• WHAT YOU WILL DO
Check every line of the data below for the string "véhicules", and copy the ones that hold it.

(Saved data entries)
========

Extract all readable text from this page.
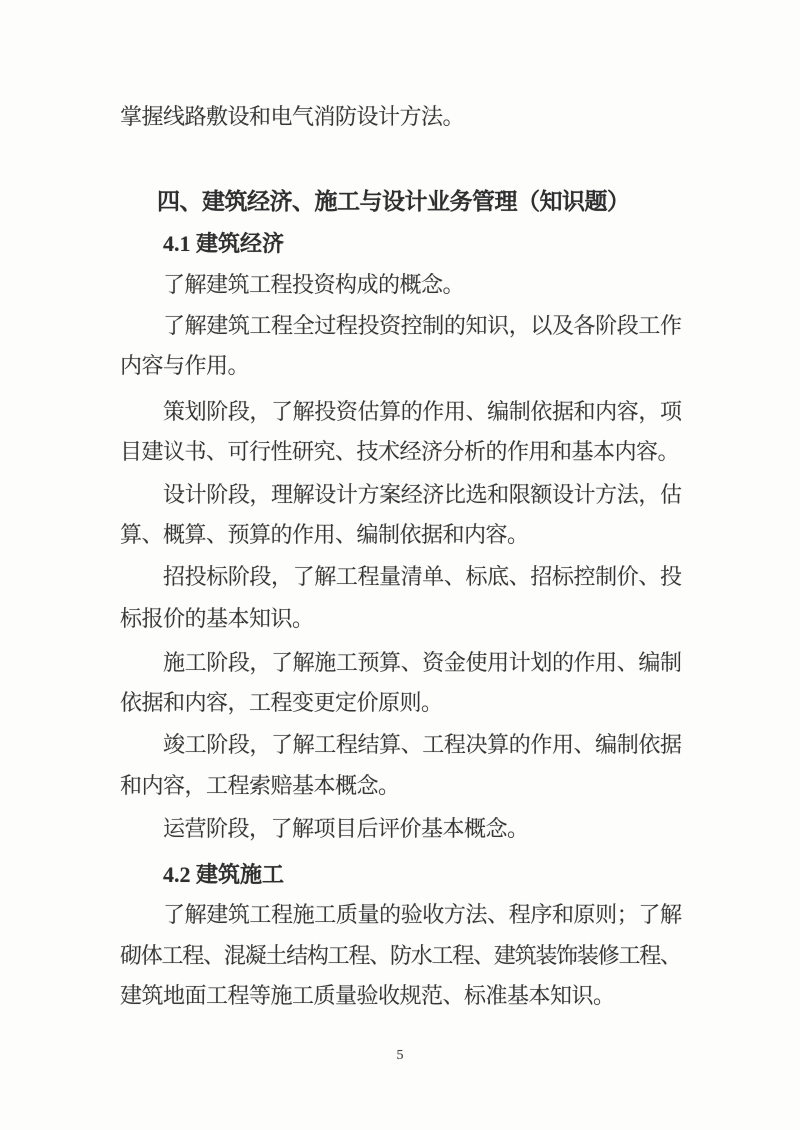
掌握线路敷设和电气消防设计方法。
四、建筑经济、施工与设计业务管理（知识题）
4.1 建筑经济
了解建筑工程投资构成的概念。
了解建筑工程全过程投资控制的知识，以及各阶段工作
内容与作用。
策划阶段，了解投资估算的作用、编制依据和内容，项
目建议书、可行性研究、技术经济分析的作用和基本内容。
设计阶段，理解设计方案经济比选和限额设计方法，估
算、概算、预算的作用、编制依据和内容。
招投标阶段，了解工程量清单、标底、招标控制价、投
标报价的基本知识。
施工阶段，了解施工预算、资金使用计划的作用、编制
依据和内容，工程变更定价原则。
竣工阶段，了解工程结算、工程决算的作用、编制依据
和内容，工程索赔基本概念。
运营阶段，了解项目后评价基本概念。
4.2 建筑施工
了解建筑工程施工质量的验收方法、程序和原则；了解
砌体工程、混凝土结构工程、防水工程、建筑装饰装修工程、
建筑地面工程等施工质量验收规范、标准基本知识。
5
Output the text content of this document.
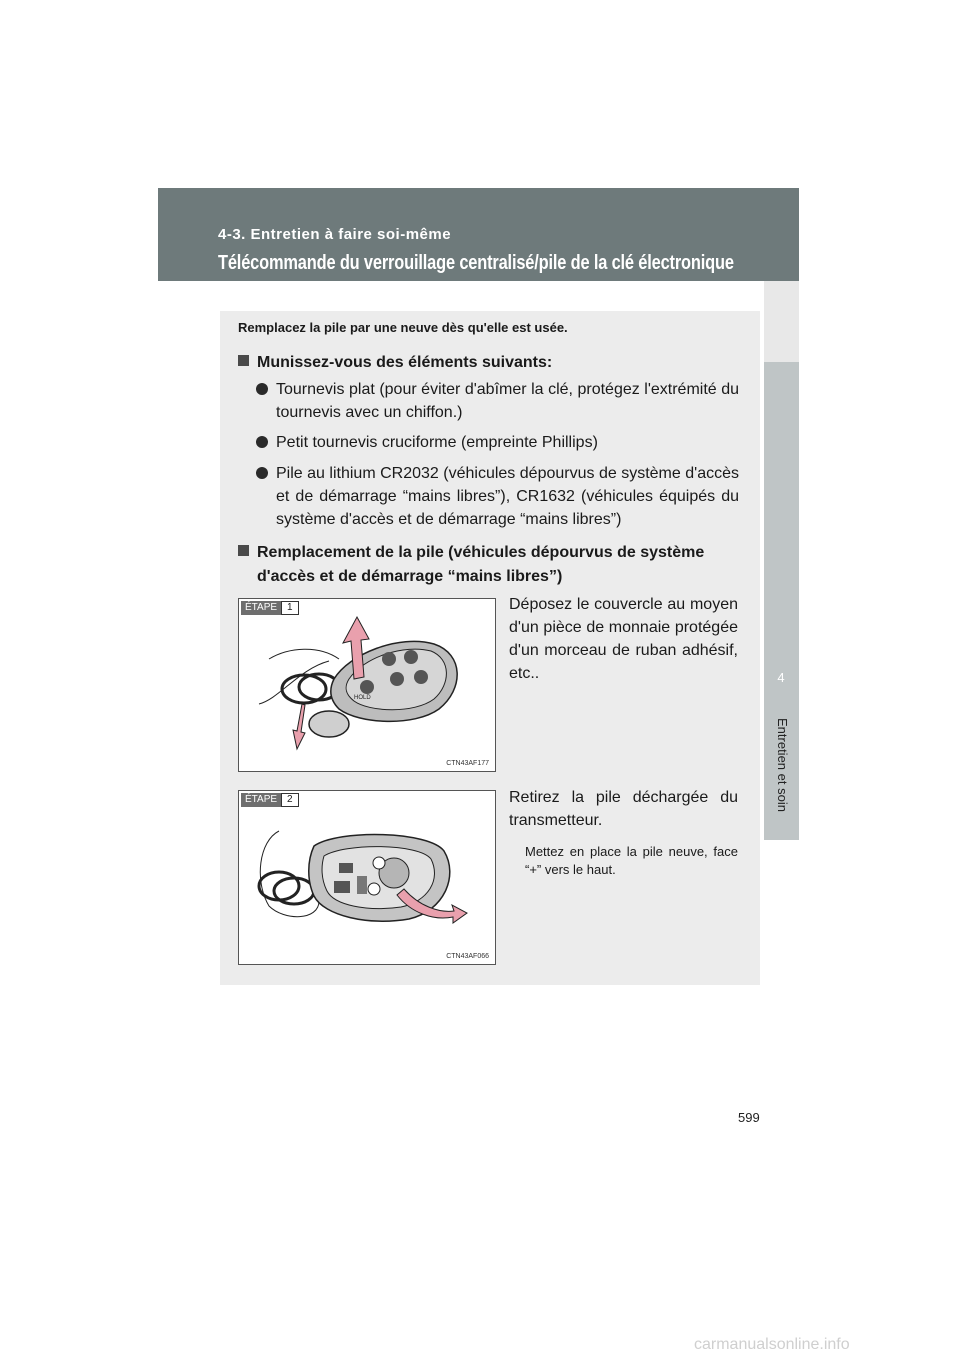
4-3. Entretien à faire soi-même
Télécommande du verrouillage centralisé/pile de la clé électronique
4
Entretien et soin
Remplacez la pile par une neuve dès qu'elle est usée.
Munissez-vous des éléments suivants:
Tournevis plat (pour éviter d'abîmer la clé, protégez l'extrémité du tournevis avec un chiffon.)
Petit tournevis cruciforme (empreinte Phillips)
Pile au lithium CR2032 (véhicules dépourvus de système d'accès et de démarrage “mains libres”), CR1632 (véhicules équipés du système d'accès et de démarrage “mains libres”)
Remplacement de la pile (véhicules dépourvus de système
d'accès et de démarrage “mains libres”)
ÉTAPE	1
HOLD
CTN43AF177
Déposez le couvercle au moyen d'un pièce de monnaie protégée d'un morceau de ruban adhésif, etc..
ÉTAPE	2
CTN43AF066
Retirez la pile déchargée du transmetteur.
Mettez en place la pile neuve, face “+” vers le haut.
599
carmanualsonline.info
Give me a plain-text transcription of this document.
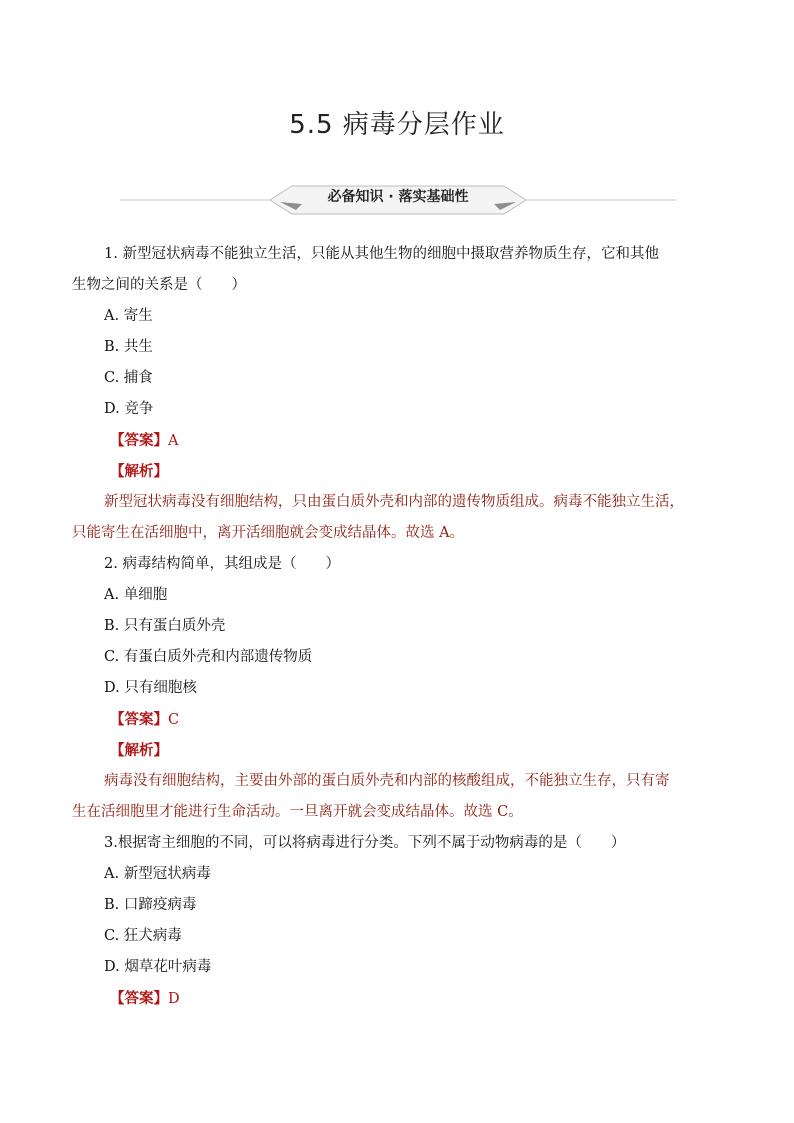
5.5 病毒分层作业
必备知识 · 落实基础性
1. 新型冠状病毒不能独立生活，只能从其他生物的细胞中摄取营养物质生存，它和其他
生物之间的关系是（　　）
A. 寄生
B. 共生
C. 捕食
D. 竞争
【答案】A
【解析】
新型冠状病毒没有细胞结构，只由蛋白质外壳和内部的遗传物质组成。病毒不能独立生活，
只能寄生在活细胞中，离开活细胞就会变成结晶体。故选 A。
2. 病毒结构简单，其组成是（　　）
A. 单细胞
B. 只有蛋白质外壳
C. 有蛋白质外壳和内部遗传物质
D. 只有细胞核
【答案】C
【解析】
病毒没有细胞结构，主要由外部的蛋白质外壳和内部的核酸组成，不能独立生存，只有寄
生在活细胞里才能进行生命活动。一旦离开就会变成结晶体。故选 C。
3.根据寄主细胞的不同，可以将病毒进行分类。下列不属于动物病毒的是（　　）
A. 新型冠状病毒
B. 口蹄疫病毒
C. 狂犬病毒
D. 烟草花叶病毒
【答案】D
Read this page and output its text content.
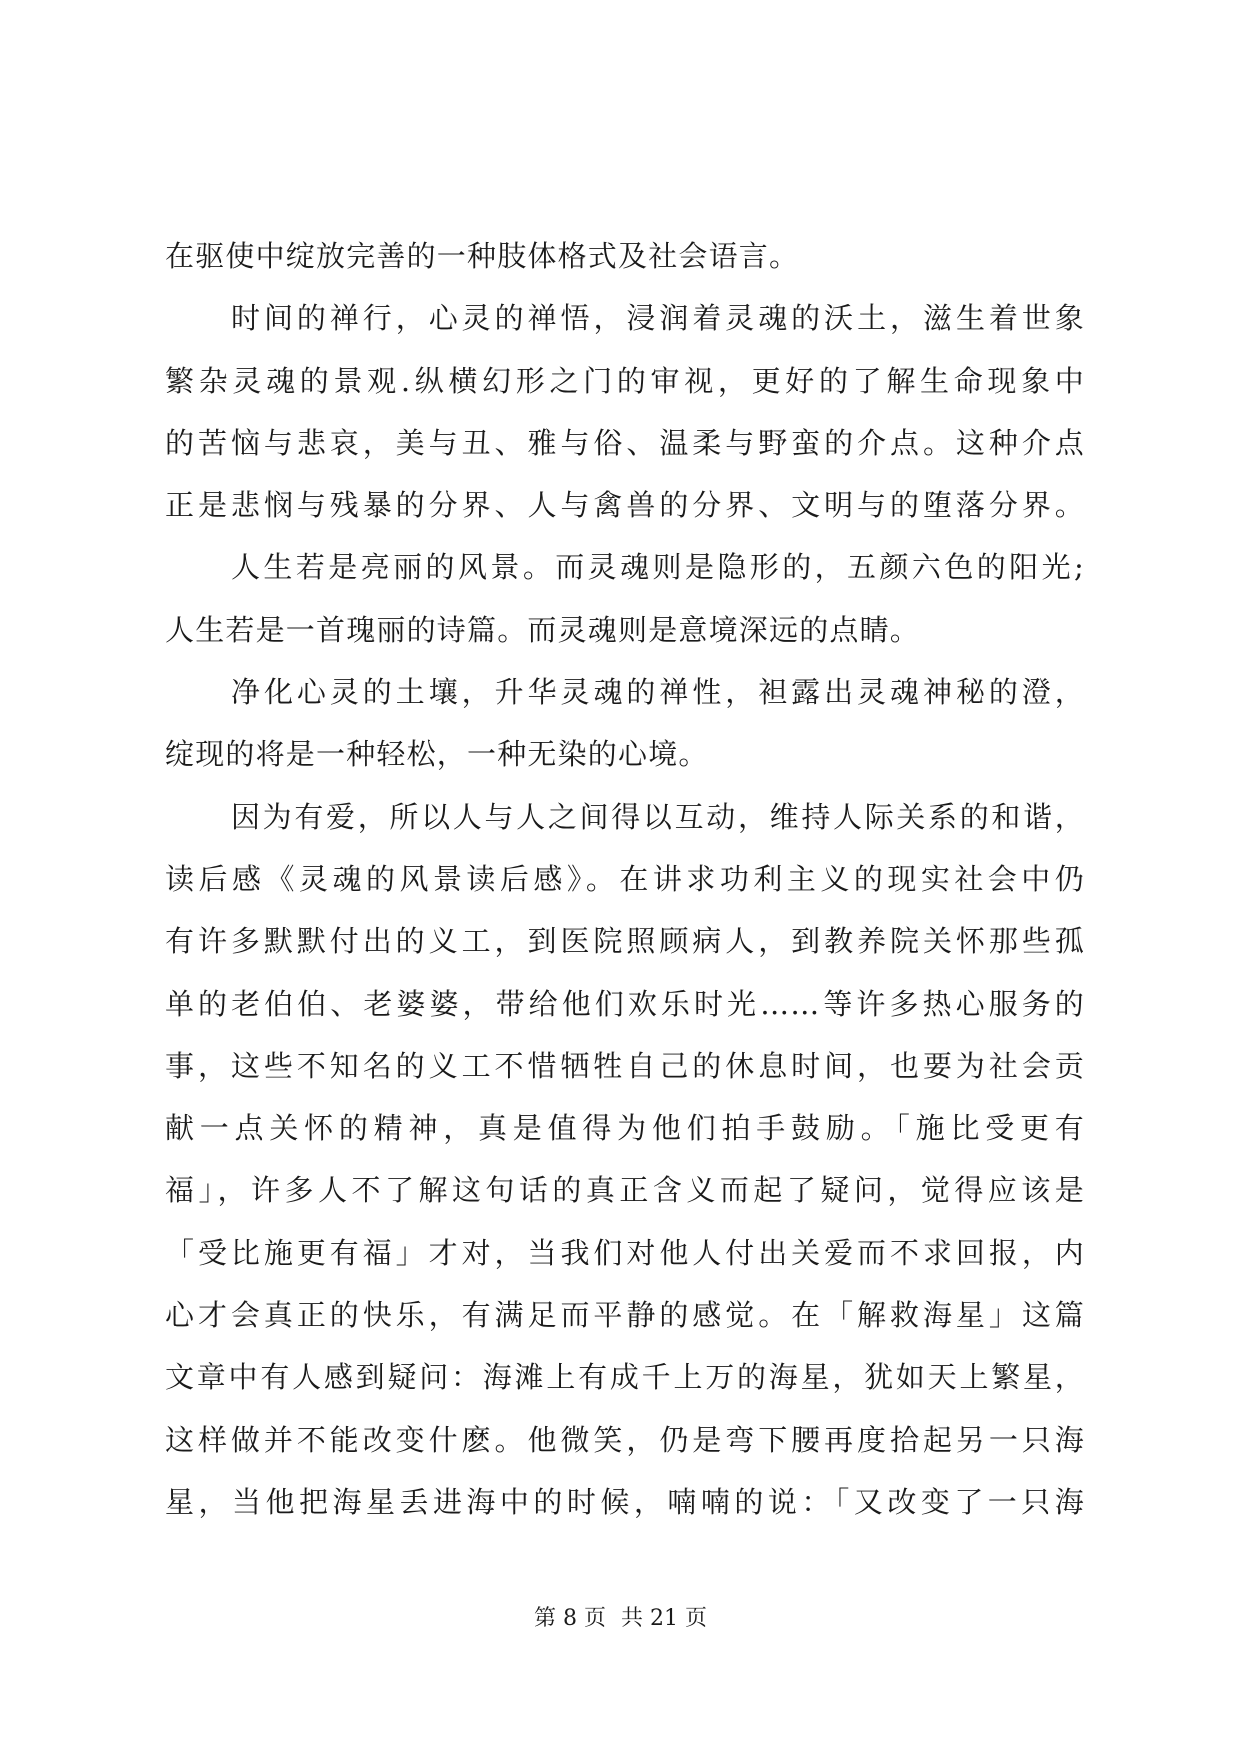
在驱使中绽放完善的一种肢体格式及社会语言。
时间的禅行，心灵的禅悟，浸润着灵魂的沃土，滋生着世象
繁杂灵魂的景观.纵横幻形之门的审视，更好的了解生命现象中
的苦恼与悲哀，美与丑、雅与俗、温柔与野蛮的介点。这种介点
正是悲悯与残暴的分界、人与禽兽的分界、文明与的堕落分界。
人生若是亮丽的风景。而灵魂则是隐形的，五颜六色的阳光;
人生若是一首瑰丽的诗篇。而灵魂则是意境深远的点睛。
净化心灵的土壤，升华灵魂的禅性，袒露出灵魂神秘的澄，
绽现的将是一种轻松，一种无染的心境。
因为有爱，所以人与人之间得以互动，维持人际关系的和谐，
读后感《灵魂的风景读后感》。在讲求功利主义的现实社会中仍
有许多默默付出的义工，到医院照顾病人，到教养院关怀那些孤
单的老伯伯、老婆婆，带给他们欢乐时光……等许多热心服务的
事，这些不知名的义工不惜牺牲自己的休息时间，也要为社会贡
献一点关怀的精神，真是值得为他们拍手鼓励。「施比受更有
福」，许多人不了解这句话的真正含义而起了疑问，觉得应该是
「受比施更有福」才对，当我们对他人付出关爱而不求回报，内
心才会真正的快乐，有满足而平静的感觉。在「解救海星」这篇
文章中有人感到疑问：海滩上有成千上万的海星，犹如天上繁星，
这样做并不能改变什麽。他微笑，仍是弯下腰再度拾起另一只海
星，当他把海星丢进海中的时候，喃喃的说：「又改变了一只海
第 8 页 共 21 页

========

• SOLUTION
Pile au lithium CR2032 (véhicules dépourvus de système d'accès et de démarrage “mains libres”), CR1632 (véhicules équipés du système d'accès et de démarrage “mains libres”)
Remplacement de la pile (véhicules dépourvus de système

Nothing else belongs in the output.